**WHAT NEEDS TO BE DONE:** In the records that follow, locate every line with "name" and extract it.
[Start PROVIDED INFORMATION]
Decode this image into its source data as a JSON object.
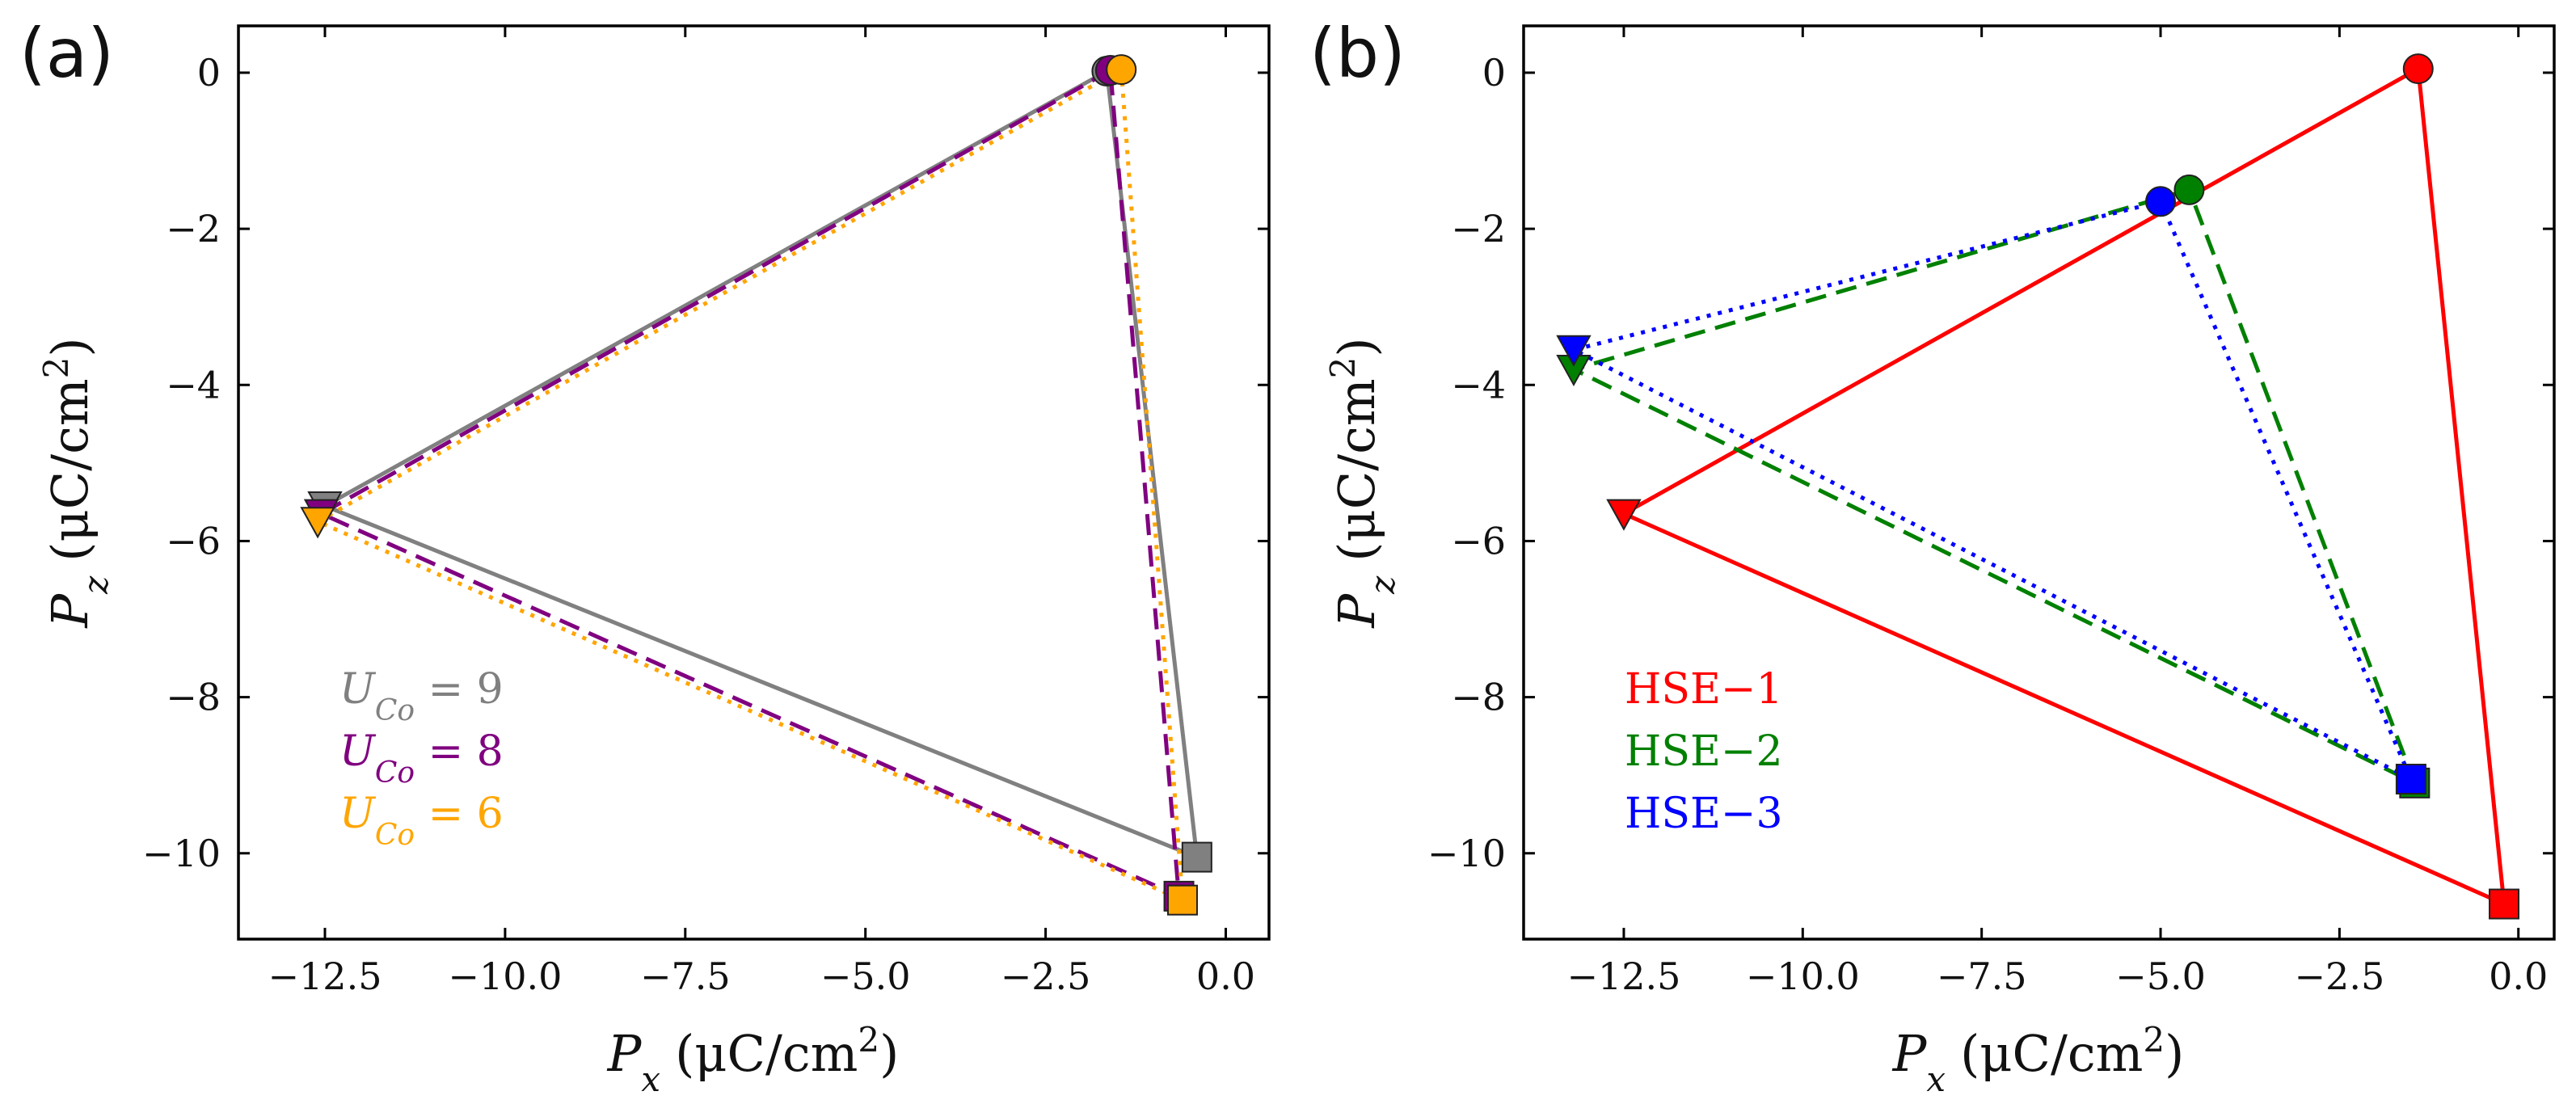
{
  "figure": {
    "panels": [
      "(a)",
      "(b)"
    ]
  },
  "chart_data": [
    {
      "type": "line",
      "panel_label": "(a)",
      "xlabel_var": "P",
      "xlabel_sub": "x",
      "xlabel_unit": "(μC/cm",
      "xlabel_exp": "2",
      "xlabel_close": ")",
      "ylabel_var": "P",
      "ylabel_sub": "z",
      "ylabel_unit": "(μC/cm",
      "ylabel_exp": "2",
      "ylabel_close": ")",
      "xlim": [
        -13.7,
        0.6
      ],
      "ylim": [
        -11.1,
        0.6
      ],
      "xticks": [
        -12.5,
        -10.0,
        -7.5,
        -5.0,
        -2.5,
        0.0
      ],
      "xtick_labels": [
        "−12.5",
        "−10.0",
        "−7.5",
        "−5.0",
        "−2.5",
        "0.0"
      ],
      "yticks": [
        0,
        -2,
        -4,
        -6,
        -8,
        -10
      ],
      "ytick_labels": [
        "0",
        "−2",
        "−4",
        "−6",
        "−8",
        "−10"
      ],
      "legend_position": "lower-left",
      "series": [
        {
          "name": "U_Co = 9",
          "legend_var": "U",
          "legend_sub": "Co",
          "legend_value": " = 9",
          "color": "#808080",
          "line_style": "solid",
          "points": [
            {
              "marker": "circle",
              "x": -1.65,
              "y": 0.02
            },
            {
              "marker": "triangle-down",
              "x": -12.5,
              "y": -5.55
            },
            {
              "marker": "square",
              "x": -0.4,
              "y": -10.05
            }
          ]
        },
        {
          "name": "U_Co = 8",
          "legend_var": "U",
          "legend_sub": "Co",
          "legend_value": " = 8",
          "color": "#800080",
          "line_style": "dashed",
          "points": [
            {
              "marker": "circle",
              "x": -1.6,
              "y": 0.03
            },
            {
              "marker": "triangle-down",
              "x": -12.55,
              "y": -5.65
            },
            {
              "marker": "square",
              "x": -0.65,
              "y": -10.55
            }
          ]
        },
        {
          "name": "U_Co = 6",
          "legend_var": "U",
          "legend_sub": "Co",
          "legend_value": " = 6",
          "color": "#FFA500",
          "line_style": "dotted",
          "points": [
            {
              "marker": "circle",
              "x": -1.45,
              "y": 0.04
            },
            {
              "marker": "triangle-down",
              "x": -12.6,
              "y": -5.75
            },
            {
              "marker": "square",
              "x": -0.6,
              "y": -10.6
            }
          ]
        }
      ]
    },
    {
      "type": "line",
      "panel_label": "(b)",
      "xlabel_var": "P",
      "xlabel_sub": "x",
      "xlabel_unit": "(μC/cm",
      "xlabel_exp": "2",
      "xlabel_close": ")",
      "ylabel_var": "P",
      "ylabel_sub": "z",
      "ylabel_unit": "(μC/cm",
      "ylabel_exp": "2",
      "ylabel_close": ")",
      "xlim": [
        -13.9,
        0.5
      ],
      "ylim": [
        -11.1,
        0.6
      ],
      "xticks": [
        -12.5,
        -10.0,
        -7.5,
        -5.0,
        -2.5,
        0.0
      ],
      "xtick_labels": [
        "−12.5",
        "−10.0",
        "−7.5",
        "−5.0",
        "−2.5",
        "0.0"
      ],
      "yticks": [
        0,
        -2,
        -4,
        -6,
        -8,
        -10
      ],
      "ytick_labels": [
        "0",
        "−2",
        "−4",
        "−6",
        "−8",
        "−10"
      ],
      "legend_position": "lower-left",
      "series": [
        {
          "name": "HSE−1",
          "legend_text": "HSE−1",
          "color": "#FF0000",
          "line_style": "solid",
          "points": [
            {
              "marker": "circle",
              "x": -1.4,
              "y": 0.05
            },
            {
              "marker": "triangle-down",
              "x": -12.5,
              "y": -5.65
            },
            {
              "marker": "square",
              "x": -0.2,
              "y": -10.65
            }
          ]
        },
        {
          "name": "HSE−2",
          "legend_text": "HSE−2",
          "color": "#008000",
          "line_style": "dashed",
          "points": [
            {
              "marker": "circle",
              "x": -4.6,
              "y": -1.5
            },
            {
              "marker": "triangle-down",
              "x": -13.2,
              "y": -3.8
            },
            {
              "marker": "square",
              "x": -1.45,
              "y": -9.1
            }
          ]
        },
        {
          "name": "HSE−3",
          "legend_text": "HSE−3",
          "color": "#0000FF",
          "line_style": "dotted",
          "points": [
            {
              "marker": "circle",
              "x": -5.0,
              "y": -1.65
            },
            {
              "marker": "triangle-down",
              "x": -13.2,
              "y": -3.55
            },
            {
              "marker": "square",
              "x": -1.5,
              "y": -9.05
            }
          ]
        }
      ]
    }
  ]
}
[End PROVIDED INFORMATION]
**PROBLEM SOLUTION:**
          "name": "U_Co = 9",
          "name": "U_Co = 8",
          "name": "U_Co = 6",
          "name": "HSE−1",
          "name": "HSE−2",
          "name": "HSE−3",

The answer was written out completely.